[Short exercise] Using the data below, copy every line that contains the word "caso".

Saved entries

begin

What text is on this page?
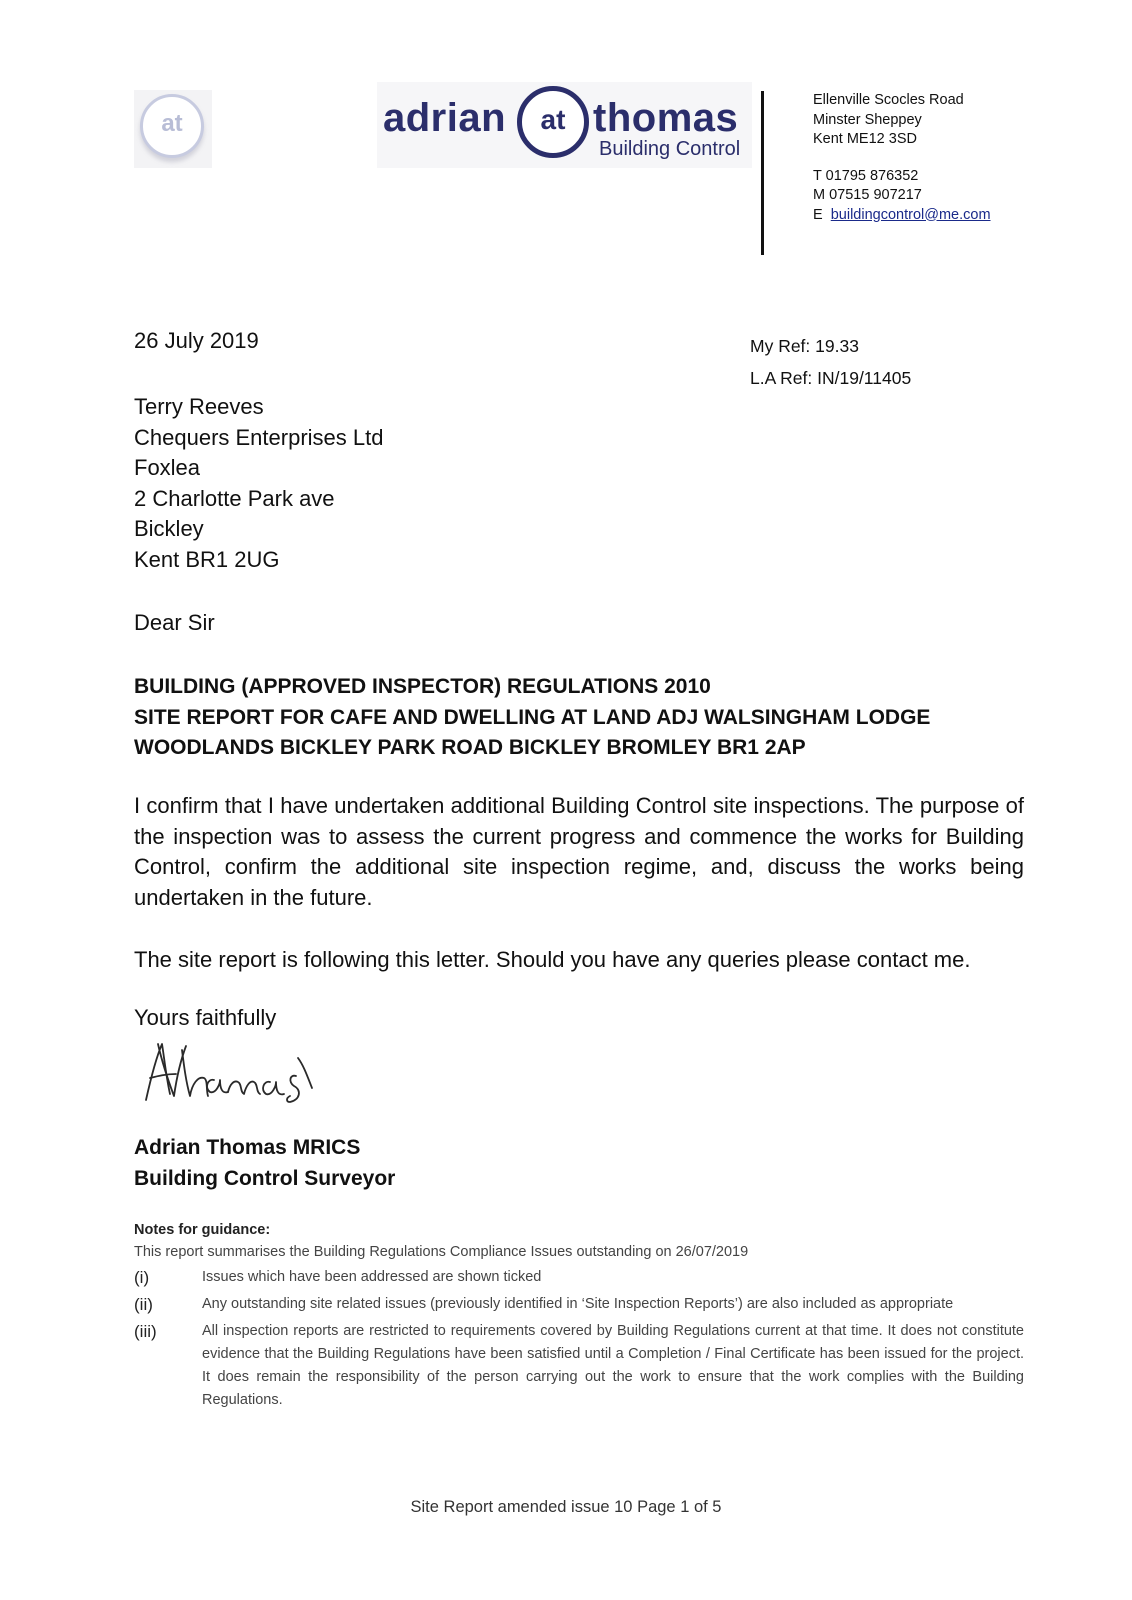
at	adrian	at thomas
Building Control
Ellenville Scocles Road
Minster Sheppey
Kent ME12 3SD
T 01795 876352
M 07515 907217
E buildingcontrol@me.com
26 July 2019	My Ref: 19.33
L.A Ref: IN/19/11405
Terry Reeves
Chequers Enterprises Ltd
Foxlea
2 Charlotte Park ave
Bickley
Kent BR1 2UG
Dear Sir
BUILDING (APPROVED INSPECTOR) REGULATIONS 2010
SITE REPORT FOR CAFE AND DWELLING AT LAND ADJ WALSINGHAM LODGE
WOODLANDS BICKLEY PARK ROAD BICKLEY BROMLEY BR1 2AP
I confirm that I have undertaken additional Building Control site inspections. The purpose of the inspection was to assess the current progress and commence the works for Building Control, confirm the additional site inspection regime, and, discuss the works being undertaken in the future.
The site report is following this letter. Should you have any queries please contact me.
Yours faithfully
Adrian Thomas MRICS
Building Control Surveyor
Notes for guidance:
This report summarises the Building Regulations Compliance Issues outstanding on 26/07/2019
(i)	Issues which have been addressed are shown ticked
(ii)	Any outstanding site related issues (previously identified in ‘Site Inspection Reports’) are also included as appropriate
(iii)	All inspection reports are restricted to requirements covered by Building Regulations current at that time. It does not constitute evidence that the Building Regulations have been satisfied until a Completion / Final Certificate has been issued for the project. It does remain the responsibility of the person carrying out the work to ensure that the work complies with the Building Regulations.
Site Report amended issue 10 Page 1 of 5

end
begin

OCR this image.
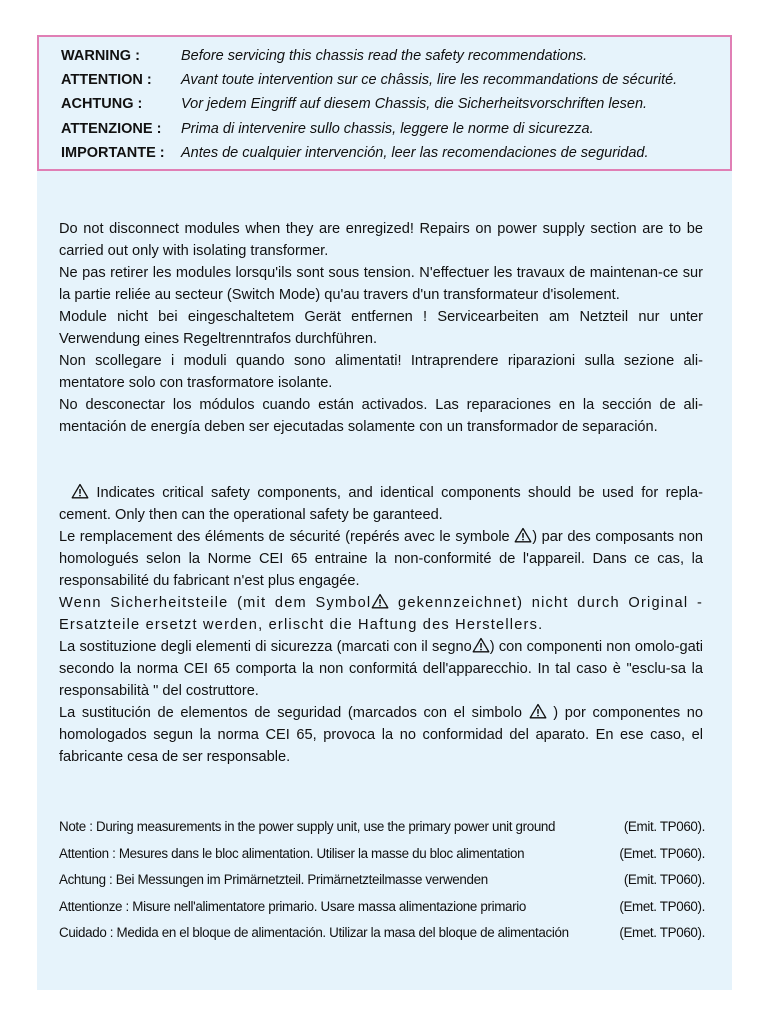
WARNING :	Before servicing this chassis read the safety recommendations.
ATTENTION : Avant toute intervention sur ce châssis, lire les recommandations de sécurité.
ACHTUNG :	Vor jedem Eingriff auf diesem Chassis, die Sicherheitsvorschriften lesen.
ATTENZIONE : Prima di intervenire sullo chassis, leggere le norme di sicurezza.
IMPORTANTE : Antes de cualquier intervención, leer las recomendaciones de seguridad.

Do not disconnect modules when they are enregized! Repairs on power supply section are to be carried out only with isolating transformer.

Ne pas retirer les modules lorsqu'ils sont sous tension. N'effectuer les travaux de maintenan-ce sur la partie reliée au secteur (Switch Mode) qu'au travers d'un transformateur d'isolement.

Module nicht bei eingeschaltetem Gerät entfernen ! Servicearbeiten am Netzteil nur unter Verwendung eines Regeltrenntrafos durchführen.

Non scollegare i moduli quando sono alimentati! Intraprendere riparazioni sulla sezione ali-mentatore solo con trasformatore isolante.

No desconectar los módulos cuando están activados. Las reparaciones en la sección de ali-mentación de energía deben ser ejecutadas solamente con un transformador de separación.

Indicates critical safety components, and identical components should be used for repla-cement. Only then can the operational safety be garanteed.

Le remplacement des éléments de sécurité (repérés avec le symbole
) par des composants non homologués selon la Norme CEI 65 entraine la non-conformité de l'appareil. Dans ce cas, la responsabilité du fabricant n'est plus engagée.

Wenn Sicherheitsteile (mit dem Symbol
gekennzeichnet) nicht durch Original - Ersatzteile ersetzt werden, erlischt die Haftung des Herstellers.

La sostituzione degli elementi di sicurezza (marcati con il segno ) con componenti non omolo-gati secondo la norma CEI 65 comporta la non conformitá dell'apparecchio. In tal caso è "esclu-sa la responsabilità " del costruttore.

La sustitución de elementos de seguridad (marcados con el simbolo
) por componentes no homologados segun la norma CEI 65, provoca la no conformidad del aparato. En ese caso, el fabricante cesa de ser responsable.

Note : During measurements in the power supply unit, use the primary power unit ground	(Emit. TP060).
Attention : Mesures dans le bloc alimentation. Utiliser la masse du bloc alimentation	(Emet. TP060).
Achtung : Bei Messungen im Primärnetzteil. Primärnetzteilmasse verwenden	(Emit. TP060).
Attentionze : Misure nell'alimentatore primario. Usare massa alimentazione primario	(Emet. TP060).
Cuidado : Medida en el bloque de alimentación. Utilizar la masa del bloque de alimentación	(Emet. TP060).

end

[Exercise response]
La sostituzione degli elementi di sicurezza (marcati con il segno ) con componenti non omolo-gati secondo la norma CEI 65 comporta la non conformitá dell'apparecchio. In tal caso è "esclu-sa la responsabilità " del costruttore.
) por componentes no homologados segun la norma CEI 65, provoca la no conformidad del aparato. En ese caso, el fabricante cesa de ser responsable.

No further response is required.